WHAT IS EXPECTED
In the data below, count how many lines contain "value" and give that number by itself.

Items from a figure collection

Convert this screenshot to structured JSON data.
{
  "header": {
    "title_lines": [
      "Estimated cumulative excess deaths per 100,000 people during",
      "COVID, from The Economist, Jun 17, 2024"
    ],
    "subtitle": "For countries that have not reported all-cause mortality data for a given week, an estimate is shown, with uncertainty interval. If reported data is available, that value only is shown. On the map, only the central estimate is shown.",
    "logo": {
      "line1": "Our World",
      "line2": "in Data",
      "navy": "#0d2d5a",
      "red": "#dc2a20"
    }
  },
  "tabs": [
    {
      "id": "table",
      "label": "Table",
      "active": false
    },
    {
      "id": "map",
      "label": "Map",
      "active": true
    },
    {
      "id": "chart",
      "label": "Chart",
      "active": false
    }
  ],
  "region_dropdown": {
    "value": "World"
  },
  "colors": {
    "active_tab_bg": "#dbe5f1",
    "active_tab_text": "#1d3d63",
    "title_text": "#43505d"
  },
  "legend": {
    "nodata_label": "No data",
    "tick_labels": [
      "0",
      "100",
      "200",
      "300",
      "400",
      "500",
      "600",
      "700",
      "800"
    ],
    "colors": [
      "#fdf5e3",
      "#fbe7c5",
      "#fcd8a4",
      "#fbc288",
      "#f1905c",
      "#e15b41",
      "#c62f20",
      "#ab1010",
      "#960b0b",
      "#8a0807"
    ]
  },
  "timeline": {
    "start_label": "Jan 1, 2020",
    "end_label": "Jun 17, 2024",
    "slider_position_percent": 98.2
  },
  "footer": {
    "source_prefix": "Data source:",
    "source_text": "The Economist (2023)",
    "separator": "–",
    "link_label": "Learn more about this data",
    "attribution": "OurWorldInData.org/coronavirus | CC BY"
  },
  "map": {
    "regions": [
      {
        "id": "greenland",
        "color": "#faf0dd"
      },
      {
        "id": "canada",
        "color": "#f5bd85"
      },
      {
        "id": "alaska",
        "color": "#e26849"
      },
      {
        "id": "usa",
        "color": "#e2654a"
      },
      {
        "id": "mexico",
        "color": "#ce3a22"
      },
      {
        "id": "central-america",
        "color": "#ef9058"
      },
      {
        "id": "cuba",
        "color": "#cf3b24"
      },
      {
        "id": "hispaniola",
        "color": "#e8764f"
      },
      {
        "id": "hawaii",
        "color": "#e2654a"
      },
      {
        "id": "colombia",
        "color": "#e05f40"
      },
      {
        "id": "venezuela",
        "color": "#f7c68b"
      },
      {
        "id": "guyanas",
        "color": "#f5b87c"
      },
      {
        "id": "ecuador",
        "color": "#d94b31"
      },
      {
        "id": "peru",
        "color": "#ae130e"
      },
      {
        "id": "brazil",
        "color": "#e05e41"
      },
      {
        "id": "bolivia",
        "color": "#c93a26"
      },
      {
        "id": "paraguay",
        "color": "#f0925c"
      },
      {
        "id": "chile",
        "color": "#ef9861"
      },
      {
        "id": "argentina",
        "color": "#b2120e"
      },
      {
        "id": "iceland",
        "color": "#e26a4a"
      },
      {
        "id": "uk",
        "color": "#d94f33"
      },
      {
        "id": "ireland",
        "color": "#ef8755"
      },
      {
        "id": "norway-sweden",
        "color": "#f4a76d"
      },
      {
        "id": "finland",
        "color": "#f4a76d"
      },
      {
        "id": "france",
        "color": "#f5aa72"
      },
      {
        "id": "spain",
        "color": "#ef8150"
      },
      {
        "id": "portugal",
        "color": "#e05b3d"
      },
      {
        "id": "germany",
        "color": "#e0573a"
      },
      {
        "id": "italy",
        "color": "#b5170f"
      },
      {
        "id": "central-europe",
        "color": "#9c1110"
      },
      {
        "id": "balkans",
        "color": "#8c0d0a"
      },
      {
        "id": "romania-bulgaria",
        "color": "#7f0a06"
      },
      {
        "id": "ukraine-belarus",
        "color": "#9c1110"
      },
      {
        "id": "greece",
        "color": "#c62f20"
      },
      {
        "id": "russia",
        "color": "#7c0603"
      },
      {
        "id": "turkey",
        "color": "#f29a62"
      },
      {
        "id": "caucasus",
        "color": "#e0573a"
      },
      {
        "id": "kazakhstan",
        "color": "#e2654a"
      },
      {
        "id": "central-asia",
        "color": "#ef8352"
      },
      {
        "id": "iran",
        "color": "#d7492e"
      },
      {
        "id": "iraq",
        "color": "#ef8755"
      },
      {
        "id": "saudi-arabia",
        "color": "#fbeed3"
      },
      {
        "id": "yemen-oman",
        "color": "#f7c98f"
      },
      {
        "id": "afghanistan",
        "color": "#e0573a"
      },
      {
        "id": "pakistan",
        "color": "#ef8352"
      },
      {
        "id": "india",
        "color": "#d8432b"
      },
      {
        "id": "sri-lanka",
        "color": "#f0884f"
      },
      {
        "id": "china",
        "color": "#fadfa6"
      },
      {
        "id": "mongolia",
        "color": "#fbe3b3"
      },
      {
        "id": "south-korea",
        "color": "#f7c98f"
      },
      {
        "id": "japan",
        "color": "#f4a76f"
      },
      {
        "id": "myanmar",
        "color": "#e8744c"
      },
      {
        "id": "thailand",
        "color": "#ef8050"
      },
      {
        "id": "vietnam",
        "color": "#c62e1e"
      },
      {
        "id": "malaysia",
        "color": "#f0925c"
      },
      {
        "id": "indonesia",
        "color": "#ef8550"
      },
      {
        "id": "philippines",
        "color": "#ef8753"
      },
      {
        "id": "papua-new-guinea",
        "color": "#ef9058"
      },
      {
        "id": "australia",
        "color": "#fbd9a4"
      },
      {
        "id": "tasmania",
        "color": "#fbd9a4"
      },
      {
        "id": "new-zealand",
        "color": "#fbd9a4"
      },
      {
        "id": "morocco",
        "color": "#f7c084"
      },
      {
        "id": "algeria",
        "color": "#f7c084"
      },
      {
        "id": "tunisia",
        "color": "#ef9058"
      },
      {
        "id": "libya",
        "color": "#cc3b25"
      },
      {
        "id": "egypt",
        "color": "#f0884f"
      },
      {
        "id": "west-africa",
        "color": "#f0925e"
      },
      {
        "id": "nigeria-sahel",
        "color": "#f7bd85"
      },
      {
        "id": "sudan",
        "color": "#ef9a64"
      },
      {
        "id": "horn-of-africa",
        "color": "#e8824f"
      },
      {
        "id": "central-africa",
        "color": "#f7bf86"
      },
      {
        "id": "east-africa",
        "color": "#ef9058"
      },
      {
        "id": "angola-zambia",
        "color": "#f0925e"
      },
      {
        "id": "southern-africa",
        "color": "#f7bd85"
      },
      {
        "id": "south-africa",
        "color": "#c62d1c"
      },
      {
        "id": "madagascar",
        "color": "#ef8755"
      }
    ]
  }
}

EXPECTED ANSWER
2